● **EXCERPT**

Since September 25, 2012, Bank of America shares have increased by 5.7% from 8.93 to 9.44. Bank of America reported quarterly earnings of 0 cents per share for the quarter ending September 30 2012, substantially stronger than estimates of a loss of 7 cents per share.

During the past 10 years, Bank of America appreciated on six occasions between October 19 and January 19 of the following year, with average appreciation of 7.7%. Meanwhile, it depreciated on four occasions, during 2003, 2007, 2008 and 2009, with average depreciation of -24.7%, driven by the substantial drop of -68.4% in 2008. Although from a cyclical perspective Bank of America has not performed as well as Morgan Stanley or Goldman Sachs from October 19 to January 19 of following years (during the past decade), a resurgent real estate market should actually bode well for BAC during the next three months.

Bank of AmericaStock Price Performance from October 19 to January 19

Year% change
2011+9.0%
2010+21.9%
2009-4.8%
2008-68.4%
2007-23.3%
2006+1.7%
2005+7.5%
2004+2.4%
2003-2.3%
2002+4.1%

Bank of America's expected earnings for 2013 currently stand at 94 cents per share, 3 cents higher than where such estimates stood on September 25, 2012. This yields a forward P/E ratio of 10.04. Although such forward P/E ratio has increased since September 25 where it stood at 9.81, it is still very attractive given recent strength in the housing market, and expectations for current Fed policy to further support the housing sector. Again, this should lead to further revisions upward for next year's earnings estimates.

● **SUPPLIED DATA**
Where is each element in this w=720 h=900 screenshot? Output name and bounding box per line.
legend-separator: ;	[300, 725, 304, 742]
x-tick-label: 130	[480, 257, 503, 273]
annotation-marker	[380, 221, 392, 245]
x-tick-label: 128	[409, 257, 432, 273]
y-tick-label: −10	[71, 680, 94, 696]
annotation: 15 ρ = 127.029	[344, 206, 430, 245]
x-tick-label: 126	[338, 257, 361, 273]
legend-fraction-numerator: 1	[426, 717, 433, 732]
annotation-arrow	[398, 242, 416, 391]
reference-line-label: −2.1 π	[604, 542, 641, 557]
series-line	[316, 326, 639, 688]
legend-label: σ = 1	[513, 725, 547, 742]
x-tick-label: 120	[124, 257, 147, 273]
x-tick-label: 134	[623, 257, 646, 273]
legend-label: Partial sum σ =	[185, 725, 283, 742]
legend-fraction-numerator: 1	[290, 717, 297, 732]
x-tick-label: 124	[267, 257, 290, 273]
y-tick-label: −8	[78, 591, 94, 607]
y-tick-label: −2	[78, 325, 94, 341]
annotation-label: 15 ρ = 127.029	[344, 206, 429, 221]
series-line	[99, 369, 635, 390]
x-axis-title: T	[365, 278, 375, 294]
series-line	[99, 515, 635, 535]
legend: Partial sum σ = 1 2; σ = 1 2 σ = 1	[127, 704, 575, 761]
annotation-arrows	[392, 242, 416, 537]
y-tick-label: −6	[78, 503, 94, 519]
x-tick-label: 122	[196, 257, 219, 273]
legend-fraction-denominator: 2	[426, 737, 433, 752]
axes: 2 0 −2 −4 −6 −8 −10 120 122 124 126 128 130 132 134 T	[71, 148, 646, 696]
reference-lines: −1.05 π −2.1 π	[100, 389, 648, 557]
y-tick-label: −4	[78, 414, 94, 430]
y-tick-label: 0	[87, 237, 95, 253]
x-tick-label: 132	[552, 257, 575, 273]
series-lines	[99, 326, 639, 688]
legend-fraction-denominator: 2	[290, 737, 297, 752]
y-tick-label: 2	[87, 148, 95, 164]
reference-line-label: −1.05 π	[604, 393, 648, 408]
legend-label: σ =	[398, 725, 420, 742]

● **PROBLEM**
In the Bank of America excerpt, what forward P/E ratio do the expected 2013 earnings yield?

● **WRITTEN RESPONSE**
10.04